### Data provided
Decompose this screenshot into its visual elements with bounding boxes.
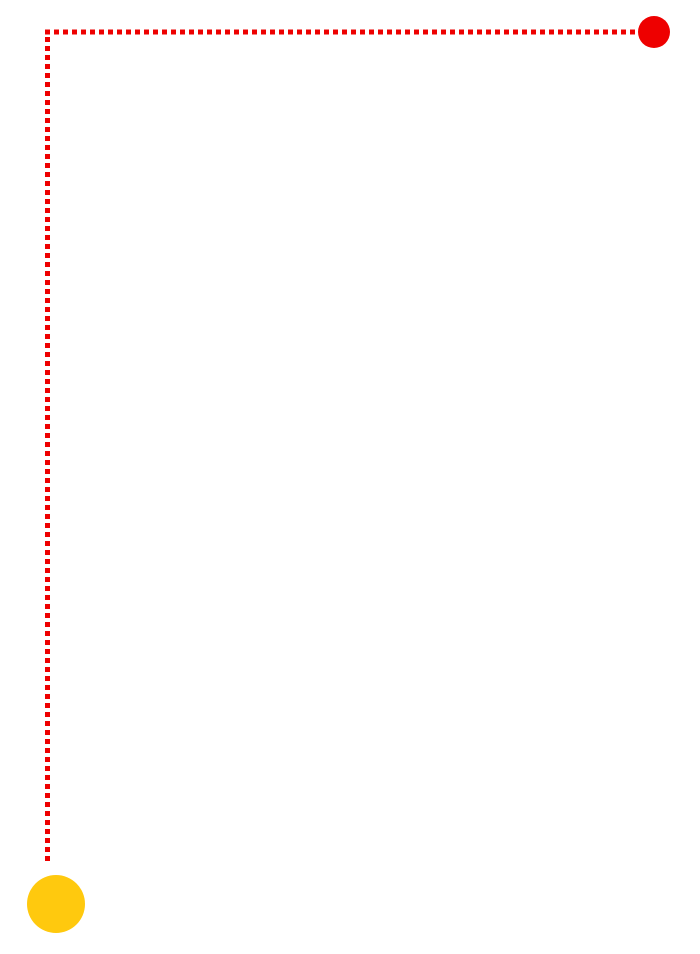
start-node-circle [27,875,85,933]
end-node-circle [638,16,670,48]
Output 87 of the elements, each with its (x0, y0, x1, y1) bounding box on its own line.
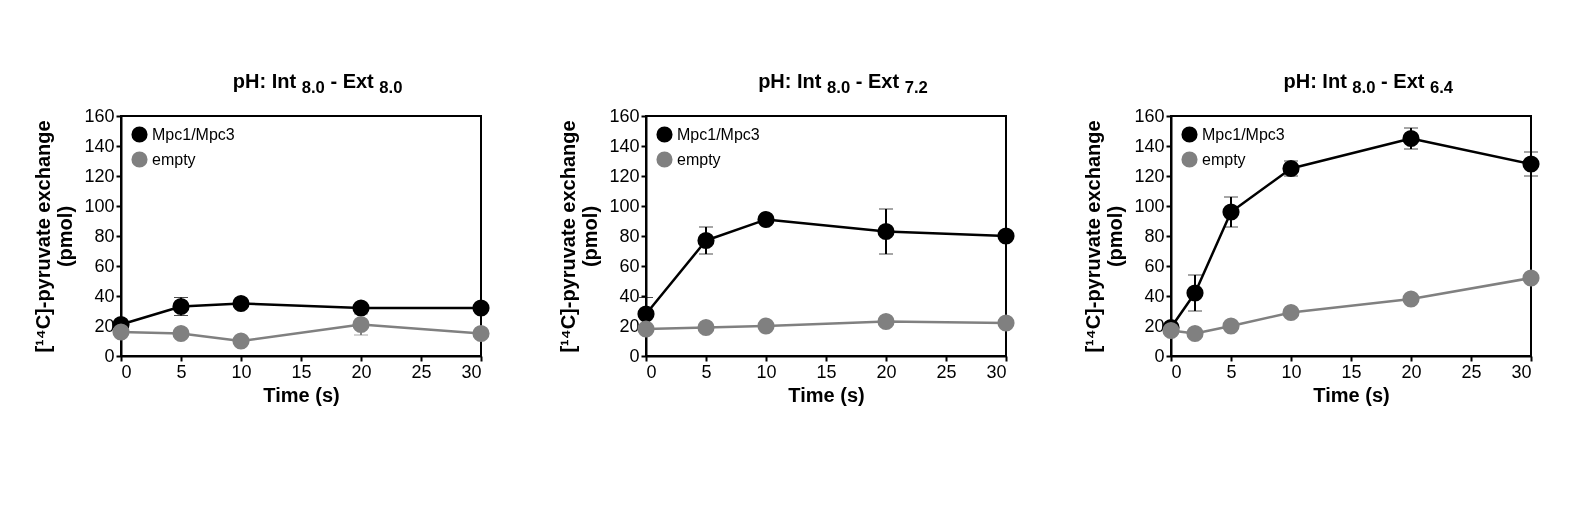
y-axis-title: [¹⁴C]-pyruvate exchange (pmol) (557, 120, 602, 353)
y-tick-label: 160 (1134, 105, 1165, 126)
point (997, 227, 1015, 245)
chart-title: pH: Int $_{8.0}$ - Ext $_{7.2}$ (758, 70, 928, 98)
y-tick-label: 140 (1134, 135, 1165, 156)
x-tick-label: 5 (1226, 361, 1237, 382)
point (472, 324, 490, 343)
x-tick-label: 10 (1281, 361, 1302, 382)
x-tick-label: 10 (756, 361, 777, 382)
x-tick-label: 20 (1401, 361, 1422, 382)
y-tick-label: 120 (84, 165, 115, 186)
x-tick-label: 30 (986, 361, 1007, 382)
y-tick-label: 40 (1144, 285, 1165, 306)
y-tick-label: 40 (619, 285, 640, 306)
legend-label: Mpc1/Mpc3 (151, 125, 235, 143)
x-tick-label: 15 (291, 361, 312, 382)
y-tick-label: 100 (84, 195, 115, 216)
x-axis-title: Time (s) (1313, 383, 1390, 406)
y-tick-label: 120 (1134, 165, 1165, 186)
y-tick-label: 0 (1154, 345, 1165, 366)
point (1186, 284, 1204, 302)
x-tick-label: 20 (351, 361, 372, 382)
x-axis-title: Time (s) (788, 383, 865, 406)
y-tick-label: 80 (94, 225, 115, 246)
x-tick-label: 30 (461, 361, 482, 382)
x-tick-label: 0 (121, 361, 132, 382)
legend-label: empty (151, 150, 196, 168)
y-tick-label: 80 (619, 225, 640, 246)
point (877, 222, 895, 241)
x-tick-label: 30 (1511, 361, 1532, 382)
point (697, 318, 715, 337)
point (997, 314, 1015, 332)
y-tick-label: 80 (1144, 225, 1165, 246)
y-tick-label: 140 (609, 135, 640, 156)
point (1186, 324, 1204, 343)
point (352, 299, 370, 317)
y-tick-label: 120 (609, 165, 640, 186)
legend-label: Mpc1/Mpc3 (676, 125, 760, 143)
point (757, 210, 775, 229)
point (637, 305, 655, 323)
x-tick-label: 25 (1461, 361, 1482, 382)
point (697, 231, 715, 250)
x-tick-label: 5 (701, 361, 712, 382)
y-tick-label: 20 (619, 315, 640, 336)
point (172, 324, 190, 343)
y-tick-label: 40 (94, 285, 115, 306)
x-tick-label: 10 (231, 361, 252, 382)
point (1222, 203, 1240, 221)
x-tick-label: 5 (176, 361, 187, 382)
x-tick-label: 25 (936, 361, 957, 382)
y-axis-title: [¹⁴C]-pyruvate exchange (pmol) (1082, 120, 1127, 353)
chart-title: pH: Int $_{8.0}$ - Ext $_{8.0}$ (232, 70, 403, 98)
legend-label: empty (1202, 150, 1246, 168)
y-tick-label: 20 (1144, 315, 1165, 336)
y-axis-title: [¹⁴C]-pyruvate exchange (pmol) (32, 120, 77, 353)
point (232, 294, 250, 313)
point (877, 312, 895, 331)
x-tick-label: 15 (1341, 361, 1362, 382)
x-tick-label: 0 (1171, 361, 1182, 382)
point (637, 320, 655, 338)
point (1282, 303, 1300, 322)
legend-label: empty (676, 150, 721, 168)
x-axis-title: Time (s) (262, 383, 340, 406)
y-tick-label: 100 (609, 195, 640, 216)
y-tick-label: 60 (94, 255, 115, 276)
y-tick-label: 0 (104, 345, 115, 366)
y-tick-label: 0 (629, 345, 640, 366)
chart-title: pH: Int $_{8.0}$ - Ext $_{6.4}$ (1283, 70, 1454, 98)
point (1522, 155, 1540, 173)
point (1522, 269, 1540, 287)
point (757, 317, 775, 335)
y-tick-label: 140 (84, 135, 115, 156)
y-tick-label: 100 (1134, 195, 1165, 216)
y-tick-label: 60 (1144, 255, 1165, 276)
x-tick-label: 15 (816, 361, 837, 382)
point (1402, 290, 1420, 308)
point (472, 299, 490, 317)
point (1222, 317, 1240, 335)
y-tick-label: 60 (619, 255, 640, 276)
legend-label: Mpc1/Mpc3 (1202, 125, 1286, 143)
y-tick-label: 160 (84, 105, 115, 126)
x-tick-label: 25 (411, 361, 432, 382)
x-tick-label: 20 (876, 361, 897, 382)
y-tick-label: 160 (609, 105, 640, 126)
point (112, 323, 130, 341)
point (232, 332, 250, 350)
x-tick-label: 0 (646, 361, 657, 382)
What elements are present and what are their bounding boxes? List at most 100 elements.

### Exercise details
Copy everything from the line containing "120, 602, 353)" down to the line containing "y-tick-label: 120 (1134, 165, 1165, 186)", including both of those lines.

### Result of the task
y-axis-title: [¹⁴C]-pyruvate exchange (pmol) (557, 120, 602, 353)
y-tick-label: 160 (1134, 105, 1165, 126)
point (997, 227, 1015, 245)
chart-title: pH: Int $_{8.0}$ - Ext $_{7.2}$ (758, 70, 928, 98)
y-tick-label: 140 (1134, 135, 1165, 156)
x-tick-label: 5 (1226, 361, 1237, 382)
point (472, 324, 490, 343)
x-tick-label: 10 (1281, 361, 1302, 382)
x-tick-label: 10 (756, 361, 777, 382)
x-tick-label: 20 (1401, 361, 1422, 382)
y-tick-label: 120 (84, 165, 115, 186)
x-tick-label: 30 (986, 361, 1007, 382)
y-tick-label: 40 (1144, 285, 1165, 306)
y-tick-label: 40 (619, 285, 640, 306)
legend-label: Mpc1/Mpc3 (151, 125, 235, 143)
x-tick-label: 15 (291, 361, 312, 382)
y-tick-label: 100 (84, 195, 115, 216)
x-axis-title: Time (s) (1313, 383, 1390, 406)
y-tick-label: 120 (1134, 165, 1165, 186)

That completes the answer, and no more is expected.